Reproduce all of the data exactly.

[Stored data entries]
__________

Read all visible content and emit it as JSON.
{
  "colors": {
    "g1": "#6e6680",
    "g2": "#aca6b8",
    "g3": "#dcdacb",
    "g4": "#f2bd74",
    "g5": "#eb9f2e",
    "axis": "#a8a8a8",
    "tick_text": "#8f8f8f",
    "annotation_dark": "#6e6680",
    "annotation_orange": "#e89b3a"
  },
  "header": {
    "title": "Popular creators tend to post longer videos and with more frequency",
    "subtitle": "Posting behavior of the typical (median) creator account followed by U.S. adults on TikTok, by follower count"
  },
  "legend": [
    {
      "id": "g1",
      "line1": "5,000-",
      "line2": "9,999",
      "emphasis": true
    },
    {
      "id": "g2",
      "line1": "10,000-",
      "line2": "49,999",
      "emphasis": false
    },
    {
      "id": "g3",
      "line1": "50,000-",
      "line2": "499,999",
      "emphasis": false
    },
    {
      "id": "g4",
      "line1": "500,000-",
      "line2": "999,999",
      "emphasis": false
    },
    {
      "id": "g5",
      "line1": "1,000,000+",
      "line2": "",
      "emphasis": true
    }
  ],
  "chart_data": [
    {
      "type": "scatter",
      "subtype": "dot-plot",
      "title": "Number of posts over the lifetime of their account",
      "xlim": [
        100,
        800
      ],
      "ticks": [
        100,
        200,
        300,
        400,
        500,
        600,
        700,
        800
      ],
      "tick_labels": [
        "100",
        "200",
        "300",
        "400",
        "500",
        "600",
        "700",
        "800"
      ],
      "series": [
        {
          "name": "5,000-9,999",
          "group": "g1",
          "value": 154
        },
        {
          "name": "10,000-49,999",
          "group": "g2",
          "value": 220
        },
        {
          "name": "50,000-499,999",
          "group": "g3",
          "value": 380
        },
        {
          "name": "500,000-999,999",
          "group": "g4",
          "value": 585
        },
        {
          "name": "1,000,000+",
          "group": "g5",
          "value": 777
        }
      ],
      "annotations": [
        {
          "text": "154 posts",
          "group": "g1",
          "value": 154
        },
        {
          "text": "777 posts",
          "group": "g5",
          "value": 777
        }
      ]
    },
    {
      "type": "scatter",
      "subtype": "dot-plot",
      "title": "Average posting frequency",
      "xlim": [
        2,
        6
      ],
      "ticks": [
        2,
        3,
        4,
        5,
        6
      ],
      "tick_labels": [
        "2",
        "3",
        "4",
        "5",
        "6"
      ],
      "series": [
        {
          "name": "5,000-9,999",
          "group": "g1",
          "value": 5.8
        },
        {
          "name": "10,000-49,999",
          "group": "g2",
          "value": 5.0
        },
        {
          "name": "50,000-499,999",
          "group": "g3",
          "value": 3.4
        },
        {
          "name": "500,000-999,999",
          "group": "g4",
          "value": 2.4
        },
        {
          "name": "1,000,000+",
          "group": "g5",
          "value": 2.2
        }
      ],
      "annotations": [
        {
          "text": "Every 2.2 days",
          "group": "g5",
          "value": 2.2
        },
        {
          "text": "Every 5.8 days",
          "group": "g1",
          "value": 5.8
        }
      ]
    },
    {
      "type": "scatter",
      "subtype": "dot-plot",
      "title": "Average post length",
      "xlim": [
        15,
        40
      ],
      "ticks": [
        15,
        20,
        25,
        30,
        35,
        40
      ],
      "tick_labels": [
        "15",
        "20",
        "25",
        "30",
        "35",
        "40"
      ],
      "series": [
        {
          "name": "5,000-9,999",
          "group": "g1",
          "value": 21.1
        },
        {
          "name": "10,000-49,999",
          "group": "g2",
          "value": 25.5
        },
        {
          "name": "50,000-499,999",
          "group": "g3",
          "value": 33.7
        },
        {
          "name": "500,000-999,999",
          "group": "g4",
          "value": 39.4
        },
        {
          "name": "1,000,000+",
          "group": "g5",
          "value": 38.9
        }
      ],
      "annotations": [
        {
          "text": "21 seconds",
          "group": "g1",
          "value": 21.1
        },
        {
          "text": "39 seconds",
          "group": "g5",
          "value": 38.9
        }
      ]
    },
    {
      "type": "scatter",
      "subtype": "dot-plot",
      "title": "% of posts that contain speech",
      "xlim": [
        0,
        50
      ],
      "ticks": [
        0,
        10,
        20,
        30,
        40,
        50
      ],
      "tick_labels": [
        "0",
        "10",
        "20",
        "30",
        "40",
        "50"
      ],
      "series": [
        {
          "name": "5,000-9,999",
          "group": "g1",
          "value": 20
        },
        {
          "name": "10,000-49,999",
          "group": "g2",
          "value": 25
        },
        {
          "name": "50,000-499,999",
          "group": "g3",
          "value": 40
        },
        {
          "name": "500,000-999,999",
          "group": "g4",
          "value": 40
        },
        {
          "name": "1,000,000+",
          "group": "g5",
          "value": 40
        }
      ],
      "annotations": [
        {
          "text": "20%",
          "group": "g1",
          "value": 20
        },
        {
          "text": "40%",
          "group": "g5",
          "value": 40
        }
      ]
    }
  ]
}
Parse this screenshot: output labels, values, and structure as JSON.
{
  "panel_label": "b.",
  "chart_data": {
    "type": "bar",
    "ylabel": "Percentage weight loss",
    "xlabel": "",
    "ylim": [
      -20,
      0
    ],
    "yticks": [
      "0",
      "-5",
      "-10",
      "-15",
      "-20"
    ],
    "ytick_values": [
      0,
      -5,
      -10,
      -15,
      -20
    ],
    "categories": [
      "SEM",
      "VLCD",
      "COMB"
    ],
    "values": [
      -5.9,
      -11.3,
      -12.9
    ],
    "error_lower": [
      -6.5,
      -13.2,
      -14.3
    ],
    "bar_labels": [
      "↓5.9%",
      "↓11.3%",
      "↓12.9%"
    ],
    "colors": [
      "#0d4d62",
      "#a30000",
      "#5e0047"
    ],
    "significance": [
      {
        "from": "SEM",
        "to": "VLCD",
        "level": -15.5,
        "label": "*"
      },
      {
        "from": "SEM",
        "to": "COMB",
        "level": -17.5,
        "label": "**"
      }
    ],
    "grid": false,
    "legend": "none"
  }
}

__________

**Result of this task**
Read all visible content and emit it as JSON.
{
  "colors": {
    "g1": "#6e6680",
    "g2": "#aca6b8",
    "g3": "#dcdacb",
    "g4": "#f2bd74",
    "g5": "#eb9f2e",
    "axis": "#a8a8a8",
    "tick_text": "#8f8f8f",
    "annotation_dark": "#6e6680",
    "annotation_orange": "#e89b3a"
  },
  "header": {
    "title": "Popular creators tend to post longer videos and with more frequency",
    "subtitle": "Posting behavior of the typical (median) creator account followed by U.S. adults on TikTok, by follower count"
  },
  "legend": [
    {
      "id": "g1",
      "line1": "5,000-",
      "line2": "9,999",
      "emphasis": true
    },
    {
      "id": "g2",
      "line1": "10,000-",
      "line2": "49,999",
      "emphasis": false
    },
    {
      "id": "g3",
      "line1": "50,000-",
      "line2": "499,999",
      "emphasis": false
    },
    {
      "id": "g4",
      "line1": "500,000-",
      "line2": "999,999",
      "emphasis": false
    },
    {
      "id": "g5",
      "line1": "1,000,000+",
      "line2": "",
      "emphasis": true
    }
  ],
  "chart_data": [
    {
      "type": "scatter",
      "subtype": "dot-plot",
      "title": "Number of posts over the lifetime of their account",
      "xlim": [
        100,
        800
      ],
      "ticks": [
        100,
        200,
        300,
        400,
        500,
        600,
        700,
        800
      ],
      "tick_labels": [
        "100",
        "200",
        "300",
        "400",
        "500",
        "600",
        "700",
        "800"
      ],
      "series": [
        {
          "name": "5,000-9,999",
          "group": "g1",
          "value": 154
        },
        {
          "name": "10,000-49,999",
          "group": "g2",
          "value": 220
        },
        {
          "name": "50,000-499,999",
          "group": "g3",
          "value": 380
        },
        {
          "name": "500,000-999,999",
          "group": "g4",
          "value": 585
        },
        {
          "name": "1,000,000+",
          "group": "g5",
          "value": 777
        }
      ],
      "annotations": [
        {
          "text": "154 posts",
          "group": "g1",
          "value": 154
        },
        {
          "text": "777 posts",
          "group": "g5",
          "value": 777
        }
      ]
    },
    {
      "type": "scatter",
      "subtype": "dot-plot",
      "title": "Average posting frequency",
      "xlim": [
        2,
        6
      ],
      "ticks": [
        2,
        3,
        4,
        5,
        6
      ],
      "tick_labels": [
        "2",
        "3",
        "4",
        "5",
        "6"
      ],
      "series": [
        {
          "name": "5,000-9,999",
          "group": "g1",
          "value": 5.8
        },
        {
          "name": "10,000-49,999",
          "group": "g2",
          "value": 5.0
        },
        {
          "name": "50,000-499,999",
          "group": "g3",
          "value": 3.4
        },
        {
          "name": "500,000-999,999",
          "group": "g4",
          "value": 2.4
        },
        {
          "name": "1,000,000+",
          "group": "g5",
          "value": 2.2
        }
      ],
      "annotations": [
        {
          "text": "Every 2.2 days",
          "group": "g5",
          "value": 2.2
        },
        {
          "text": "Every 5.8 days",
          "group": "g1",
          "value": 5.8
        }
      ]
    },
    {
      "type": "scatter",
      "subtype": "dot-plot",
      "title": "Average post length",
      "xlim": [
        15,
        40
      ],
      "ticks": [
        15,
        20,
        25,
        30,
        35,
        40
      ],
      "tick_labels": [
        "15",
        "20",
        "25",
        "30",
        "35",
        "40"
      ],
      "series": [
        {
          "name": "5,000-9,999",
          "group": "g1",
          "value": 21.1
        },
        {
          "name": "10,000-49,999",
          "group": "g2",
          "value": 25.5
        },
        {
          "name": "50,000-499,999",
          "group": "g3",
          "value": 33.7
        },
        {
          "name": "500,000-999,999",
          "group": "g4",
          "value": 39.4
        },
        {
          "name": "1,000,000+",
          "group": "g5",
          "value": 38.9
        }
      ],
      "annotations": [
        {
          "text": "21 seconds",
          "group": "g1",
          "value": 21.1
        },
        {
          "text": "39 seconds",
          "group": "g5",
          "value": 38.9
        }
      ]
    },
    {
      "type": "scatter",
      "subtype": "dot-plot",
      "title": "% of posts that contain speech",
      "xlim": [
        0,
        50
      ],
      "ticks": [
        0,
        10,
        20,
        30,
        40,
        50
      ],
      "tick_labels": [
        "0",
        "10",
        "20",
        "30",
        "40",
        "50"
      ],
      "series": [
        {
          "name": "5,000-9,999",
          "group": "g1",
          "value": 20
        },
        {
          "name": "10,000-49,999",
          "group": "g2",
          "value": 25
        },
        {
          "name": "50,000-499,999",
          "group": "g3",
          "value": 40
        },
        {
          "name": "500,000-999,999",
          "group": "g4",
          "value": 40
        },
        {
          "name": "1,000,000+",
          "group": "g5",
          "value": 40
        }
      ],
      "annotations": [
        {
          "text": "20%",
          "group": "g1",
          "value": 20
        },
        {
          "text": "40%",
          "group": "g5",
          "value": 40
        }
      ]
    }
  ]
}
Parse this screenshot: output labels, values, and structure as JSON.
{
  "panel_label": "b.",
  "chart_data": {
    "type": "bar",
    "ylabel": "Percentage weight loss",
    "xlabel": "",
    "ylim": [
      -20,
      0
    ],
    "yticks": [
      "0",
      "-5",
      "-10",
      "-15",
      "-20"
    ],
    "ytick_values": [
      0,
      -5,
      -10,
      -15,
      -20
    ],
    "categories": [
      "SEM",
      "VLCD",
      "COMB"
    ],
    "values": [
      -5.9,
      -11.3,
      -12.9
    ],
    "error_lower": [
      -6.5,
      -13.2,
      -14.3
    ],
    "bar_labels": [
      "↓5.9%",
      "↓11.3%",
      "↓12.9%"
    ],
    "colors": [
      "#0d4d62",
      "#a30000",
      "#5e0047"
    ],
    "significance": [
      {
        "from": "SEM",
        "to": "VLCD",
        "level": -15.5,
        "label": "*"
      },
      {
        "from": "SEM",
        "to": "COMB",
        "level": -17.5,
        "label": "**"
      }
    ],
    "grid": false,
    "legend": "none"
  }
}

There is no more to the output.